What is required:
Extract every line from the items below verbatim, leaving out the pictures.
start Data records
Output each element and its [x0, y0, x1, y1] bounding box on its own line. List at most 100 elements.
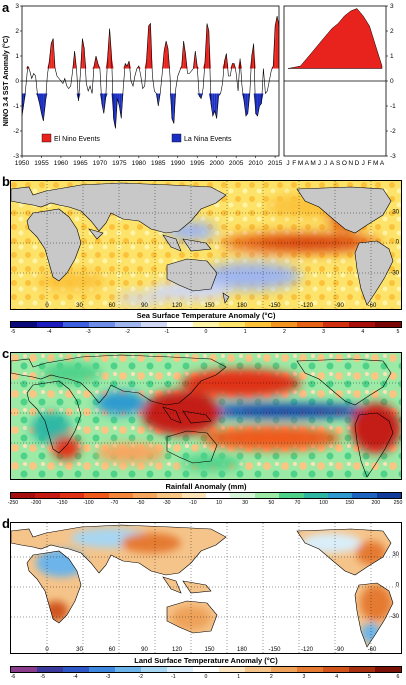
colorbar-segment — [59, 493, 85, 498]
el-nino-fill — [224, 53, 227, 69]
colorbar-tick-label: -3 — [105, 674, 111, 680]
y-tick-label: 3 — [390, 3, 394, 10]
y-tick-label: 0 — [15, 78, 19, 85]
colorbar-segment — [11, 667, 37, 672]
colorbar-segment — [297, 322, 323, 327]
month-label: N — [348, 160, 353, 167]
legend-swatch — [171, 133, 182, 143]
x-tick-label: 1980 — [132, 160, 147, 167]
y-tick-label: -3 — [13, 153, 19, 160]
longitude-label: -90 — [335, 647, 344, 653]
colorbar-segment — [37, 322, 63, 327]
land-temperature-colorbar-ticks: -6 -5 -4 -3 -2 -1 0 1 2 3 4 5 6 — [10, 674, 402, 683]
longitude-label: 0 — [45, 303, 49, 309]
colorbar-segment — [352, 493, 377, 498]
y-tick-label: 3 — [15, 3, 19, 10]
y-tick-label: 1 — [15, 53, 19, 60]
rainfall-colorbar — [10, 492, 402, 499]
month-label: A — [330, 160, 335, 167]
longitude-label: -150 — [268, 303, 281, 309]
month-label: M — [373, 160, 378, 167]
colorbar-segment — [167, 667, 193, 672]
month-label: F — [367, 160, 371, 167]
colorbar-tick-label: -2 — [125, 329, 130, 335]
colorbar-segment — [115, 667, 141, 672]
el-nino-fill — [206, 23, 209, 69]
colorbar-segment — [327, 493, 353, 498]
colorbar-segment — [323, 322, 349, 327]
la-nina-fill — [208, 93, 211, 104]
panel-letter-b: b — [2, 174, 10, 189]
colorbar-tick-label: -1 — [164, 329, 170, 335]
x-tick-label: 1950 — [15, 160, 30, 167]
colorbar-segment — [206, 493, 231, 498]
colorbar-segment — [63, 322, 89, 327]
colorbar-segment — [108, 493, 133, 498]
la-nina-fill — [197, 93, 200, 96]
el-nino-fill — [148, 23, 151, 69]
colorbar-tick-label: 30 — [242, 500, 249, 506]
la-nina-fill — [35, 93, 38, 96]
colorbar-tick-label: -1 — [171, 674, 176, 680]
y-tick-label: 2 — [390, 28, 394, 35]
colorbar-segment — [349, 322, 375, 327]
colorbar-segment — [193, 667, 219, 672]
y-tick-label: -1 — [13, 103, 19, 110]
la-nina-fill — [255, 93, 258, 116]
y-axis-label: NINO 3.4 SST Anomaly (°C) — [2, 36, 10, 126]
longitude-label: 0 — [45, 647, 49, 653]
colorbar-segment — [132, 493, 158, 498]
longitude-label: -150 — [268, 647, 281, 653]
month-label: F — [292, 160, 296, 167]
colorbar-tick-label: 5 — [396, 329, 400, 335]
colorbar-segment — [115, 322, 141, 327]
colorbar-segment — [167, 322, 193, 327]
la-nina-fill — [245, 93, 248, 116]
coastlines — [11, 354, 394, 478]
longitude-label: 120 — [172, 303, 183, 309]
sst-colorbar-ticks: -5 -4 -3 -2 -1 0 1 2 3 4 5 — [10, 329, 402, 338]
colorbar-tick-label: -5 — [40, 674, 45, 680]
longitude-label: 180 — [237, 303, 248, 309]
x-tick-label: 2005 — [229, 160, 244, 167]
latitude-label: 30 — [392, 552, 399, 558]
latitude-label: 0 — [396, 239, 400, 245]
composite-area — [287, 8, 383, 69]
colorbar-tick-label: -6 — [10, 674, 16, 680]
colorbar-tick-label: 150 — [345, 500, 355, 506]
el-nino-fill — [95, 56, 98, 69]
colorbar-tick-label: 1 — [243, 329, 247, 335]
panel-letter-c: c — [2, 346, 10, 361]
colorbar-segment — [323, 667, 349, 672]
x-tick-label: 2000 — [209, 160, 224, 167]
x-tick-label: 2015 — [268, 160, 282, 167]
colorbar-segment — [245, 322, 271, 327]
longitude-label: -60 — [368, 303, 377, 309]
la-nina-fill — [117, 93, 120, 106]
colorbar-segment — [84, 493, 109, 498]
colorbar-segment — [271, 322, 297, 327]
colorbar-segment — [376, 493, 401, 498]
land-temperature-anomaly-map: 0 30 60 90 120 150 180 -150 -120 -90 -60 30 0 -30 — [10, 522, 402, 654]
y-tick-label: -1 — [390, 103, 396, 110]
month-label: A — [305, 160, 310, 167]
longitude-label: 90 — [141, 647, 148, 653]
latitude-label: 0 — [396, 582, 400, 588]
x-tick-label: 1975 — [112, 160, 127, 167]
month-label: S — [336, 160, 341, 167]
la-nina-fill — [39, 93, 42, 114]
rainfall-colorbar-title: Rainfall Anomaly (mm) — [165, 482, 247, 491]
longitude-label: 60 — [109, 303, 116, 309]
el-nino-fill — [125, 63, 128, 69]
colorbar-tick-label: 200 — [371, 500, 381, 506]
y-tick-label: -2 — [390, 128, 396, 135]
colorbar-tick-label: 1 — [237, 674, 241, 680]
longitude-label: 60 — [109, 647, 116, 653]
y-tick-label: 1 — [390, 53, 394, 60]
colorbar-tick-label: -150 — [57, 500, 68, 506]
rainfall-colorbar-ticks: -250 -200 -150 -100 -70 -50 -30 -10 10 30 50 70 100 1… — [8, 500, 403, 509]
colorbar-segment — [245, 667, 271, 672]
month-label: J — [286, 160, 289, 167]
nino-index-line — [21, 15, 280, 129]
month-label: J — [324, 160, 327, 167]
end Data records
Solution:
Output each element and its [x0, y0, x1, y1] bounding box on its own line. List at most 100 elements.
colorbar-segment — [59, 493, 85, 498]
el-nino-fill — [224, 53, 227, 69]
colorbar-tick-label: -3 — [105, 674, 111, 680]
y-tick-label: 3 — [390, 3, 394, 10]
y-tick-label: 0 — [15, 78, 19, 85]
colorbar-segment — [11, 667, 37, 672]
colorbar-segment — [297, 322, 323, 327]
month-label: N — [348, 160, 353, 167]
legend-swatch — [171, 133, 182, 143]
x-tick-label: 1980 — [132, 160, 147, 167]
y-tick-label: -3 — [13, 153, 19, 160]
longitude-label: -90 — [335, 647, 344, 653]
colorbar-segment — [37, 322, 63, 327]
land-temperature-colorbar-ticks: -6 -5 -4 -3 -2 -1 0 1 2 3 4 5 6 — [10, 674, 402, 683]
longitude-label: 0 — [45, 303, 49, 309]
colorbar-segment — [352, 493, 377, 498]
y-tick-label: 3 — [15, 3, 19, 10]
y-tick-label: 1 — [15, 53, 19, 60]
rainfall-colorbar — [10, 492, 402, 499]
month-label: A — [330, 160, 335, 167]
longitude-label: -150 — [268, 303, 281, 309]
month-label: M — [373, 160, 378, 167]
colorbar-segment — [167, 667, 193, 672]
month-label: F — [367, 160, 371, 167]
colorbar-tick-label: -2 — [125, 329, 130, 335]
colorbar-segment — [115, 667, 141, 672]
el-nino-fill — [206, 23, 209, 69]
colorbar-segment — [327, 493, 353, 498]
colorbar-segment — [323, 322, 349, 327]
la-nina-fill — [208, 93, 211, 104]
panel-letter-b: b — [2, 174, 10, 189]
colorbar-tick-label: -1 — [164, 329, 170, 335]
x-tick-label: 1950 — [15, 160, 30, 167]
colorbar-segment — [206, 493, 231, 498]
colorbar-segment — [63, 322, 89, 327]
colorbar-segment — [108, 493, 133, 498]
la-nina-fill — [197, 93, 200, 96]
el-nino-fill — [148, 23, 151, 69]
colorbar-tick-label: 30 — [242, 500, 249, 506]
la-nina-fill — [35, 93, 38, 96]
colorbar-tick-label: -1 — [171, 674, 176, 680]
y-tick-label: 2 — [390, 28, 394, 35]
colorbar-segment — [349, 322, 375, 327]
colorbar-segment — [193, 667, 219, 672]
y-tick-label: -1 — [13, 103, 19, 110]
la-nina-fill — [255, 93, 258, 116]
y-axis-label: NINO 3.4 SST Anomaly (°C) — [2, 36, 10, 126]
longitude-label: 0 — [45, 647, 49, 653]
colorbar-segment — [132, 493, 158, 498]
longitude-label: -150 — [268, 647, 281, 653]
month-label: F — [292, 160, 296, 167]
colorbar-tick-label: 5 — [396, 329, 400, 335]
colorbar-segment — [115, 322, 141, 327]
colorbar-segment — [167, 322, 193, 327]
la-nina-fill — [245, 93, 248, 116]
coastlines — [11, 354, 394, 478]
longitude-label: 120 — [172, 303, 183, 309]
sst-colorbar-ticks: -5 -4 -3 -2 -1 0 1 2 3 4 5 — [10, 329, 402, 338]
colorbar-tick-label: -5 — [40, 674, 45, 680]
longitude-label: 180 — [237, 303, 248, 309]
x-tick-label: 2005 — [229, 160, 244, 167]
latitude-label: 30 — [392, 552, 399, 558]
latitude-label: 0 — [396, 239, 400, 245]
composite-area — [287, 8, 383, 69]
colorbar-tick-label: -6 — [10, 674, 16, 680]
colorbar-tick-label: 150 — [345, 500, 355, 506]
el-nino-fill — [95, 56, 98, 69]
colorbar-tick-label: 1 — [243, 329, 247, 335]
panel-letter-c: c — [2, 346, 10, 361]
colorbar-segment — [323, 667, 349, 672]
x-tick-label: 2000 — [209, 160, 224, 167]
x-tick-label: 2015 — [268, 160, 282, 167]
colorbar-segment — [245, 322, 271, 327]
longitude-label: -60 — [368, 303, 377, 309]
la-nina-fill — [117, 93, 120, 106]
colorbar-segment — [84, 493, 109, 498]
colorbar-segment — [271, 322, 297, 327]
colorbar-segment — [376, 493, 401, 498]
land-temperature-anomaly-map: 0 30 60 90 120 150 180 -150 -120 -90 -60 30 0 -30 — [10, 522, 402, 654]
y-tick-label: -1 — [390, 103, 396, 110]
month-label: A — [305, 160, 310, 167]
longitude-label: 90 — [141, 647, 148, 653]
latitude-label: 0 — [396, 582, 400, 588]
x-tick-label: 1975 — [112, 160, 127, 167]
month-label: S — [336, 160, 341, 167]
la-nina-fill — [39, 93, 42, 114]
rainfall-colorbar-title: Rainfall Anomaly (mm) — [165, 482, 247, 491]
longitude-label: 60 — [109, 303, 116, 309]
el-nino-fill — [125, 63, 128, 69]
colorbar-tick-label: 200 — [371, 500, 381, 506]
y-tick-label: -2 — [390, 128, 396, 135]
colorbar-tick-label: 1 — [237, 674, 241, 680]
longitude-label: 60 — [109, 647, 116, 653]
y-tick-label: 1 — [390, 53, 394, 60]
colorbar-tick-label: -150 — [57, 500, 68, 506]
rainfall-colorbar-ticks: -250 -200 -150 -100 -70 -50 -30 -10 10 30 50 70 100 1… — [8, 500, 403, 509]
colorbar-segment — [245, 667, 271, 672]
month-label: J — [286, 160, 289, 167]
nino-index-line — [21, 15, 280, 129]
month-label: J — [324, 160, 327, 167]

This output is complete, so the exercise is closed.